§ Do this
In the records below, find each line with the word "object" and copy it.

- - - -

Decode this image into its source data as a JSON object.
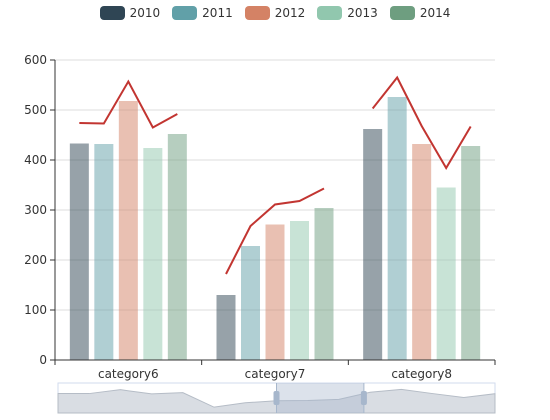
{
  "legend": [
    {
      "label": "2010",
      "color": "#2f4554"
    },
    {
      "label": "2011",
      "color": "#61a0a8"
    },
    {
      "label": "2012",
      "color": "#d48265"
    },
    {
      "label": "2013",
      "color": "#91c7ae"
    },
    {
      "label": "2014",
      "color": "#6e9e80"
    }
  ],
  "chart_data": {
    "type": "bar",
    "categories": [
      "category6",
      "category7",
      "category8"
    ],
    "series": [
      {
        "name": "2010",
        "values": [
          433,
          130,
          462
        ]
      },
      {
        "name": "2011",
        "values": [
          432,
          228,
          526
        ]
      },
      {
        "name": "2012",
        "values": [
          518,
          271,
          432
        ]
      },
      {
        "name": "2013",
        "values": [
          424,
          278,
          345
        ]
      },
      {
        "name": "2014",
        "values": [
          452,
          304,
          428
        ]
      }
    ],
    "line_series": {
      "color": "#c23531",
      "values": [
        [
          474,
          473,
          557,
          465,
          492
        ],
        [
          172,
          268,
          311,
          318,
          343
        ],
        [
          503,
          565,
          468,
          384,
          467
        ]
      ]
    },
    "yticks": [
      "0",
      "100",
      "200",
      "300",
      "400",
      "500",
      "600"
    ],
    "ylim": [
      0,
      600
    ],
    "grid": true,
    "legend_position": "top-center",
    "bar_opacity": 0.5,
    "slider": {
      "start_fraction": 0.5,
      "end_fraction": 0.7
    }
  }
}
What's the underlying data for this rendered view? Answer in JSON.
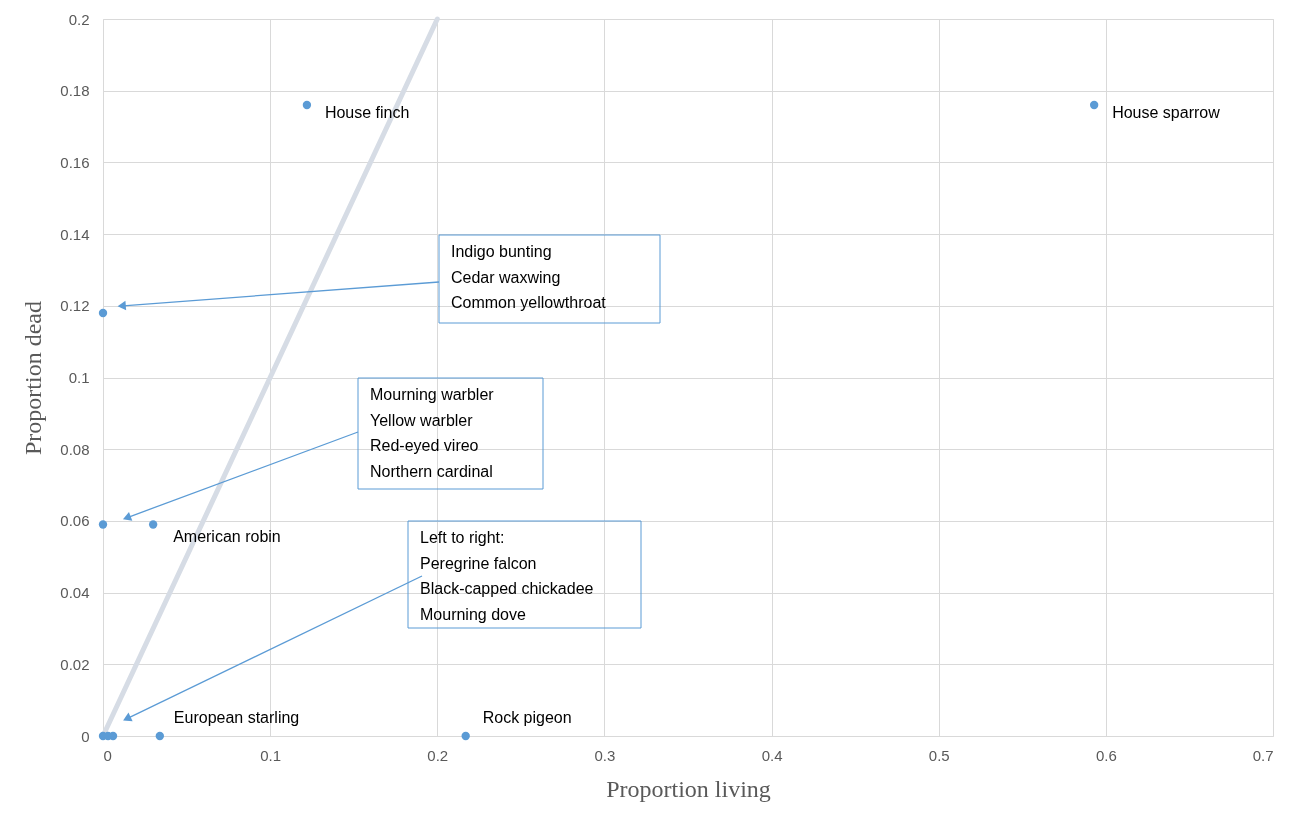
{
  "chart_data": {
    "type": "scatter",
    "xlabel": "Proportion living",
    "ylabel": "Proportion dead",
    "xlim": [
      0,
      0.7
    ],
    "xticks": [
      0,
      0.1,
      0.2,
      0.3,
      0.4,
      0.5,
      0.6,
      0.7
    ],
    "line_style": "solid",
    "ylim": [
      0,
      0.2
    ],
    "yticks": [
      0,
      0.02,
      0.04,
      0.06,
      0.08,
      0.1,
      0.12,
      0.14,
      0.16,
      0.18,
      0.2
    ],
    "grid": true,
    "marker": "circle",
    "series": [
      {
        "color": "#5b9bd5",
        "x": [
          0.122,
          0.593,
          0,
          0,
          0.03,
          0,
          0.003,
          0.006,
          0.034,
          0.217
        ],
        "values": [
          0.176,
          0.176,
          0.118,
          0.059,
          0.059,
          0,
          0,
          0,
          0,
          0
        ]
      },
      {
        "type": "line",
        "marker": "none",
        "color": "#d6dce5",
        "x": [
          0,
          0.2
        ],
        "values": [
          0,
          0.2
        ]
      }
    ],
    "annotations": [
      {
        "text": "House finch",
        "x": 0.122,
        "y": 0.176
      },
      {
        "text": "House sparrow",
        "x": 0.593,
        "y": 0.176
      },
      {
        "text": "American robin",
        "x": 0.03,
        "y": 0.059
      },
      {
        "text": "European starling",
        "x": 0.034,
        "y": 0
      },
      {
        "text": "Rock pigeon",
        "x": 0.217,
        "y": 0
      },
      {
        "text": "Indigo bunting\nCedar waxwing\nCommon yellowthroat",
        "x": 0.012,
        "y": 0.12
      },
      {
        "text": "Mourning warbler\nYellow warbler\nRed-eyed vireo\nNorthern cardinal",
        "x": 0.015,
        "y": 0.061
      },
      {
        "text": "Left to right:\nPeregrine falcon\nBlack-capped chickadee\nMourning dove",
        "x": 0.015,
        "y": 0.005
      }
    ]
  }
}
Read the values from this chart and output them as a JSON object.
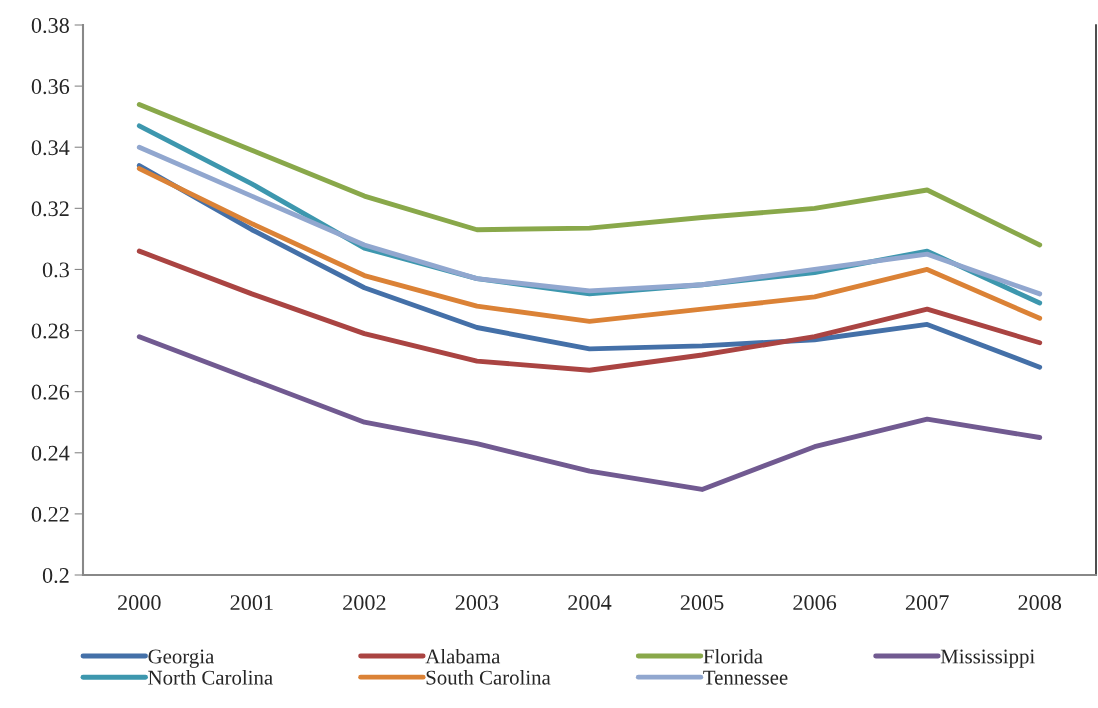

- - - -

§ Worked answer
Decode this image into its source data as a JSON object.
Read the values from this chart and output them as a JSON object.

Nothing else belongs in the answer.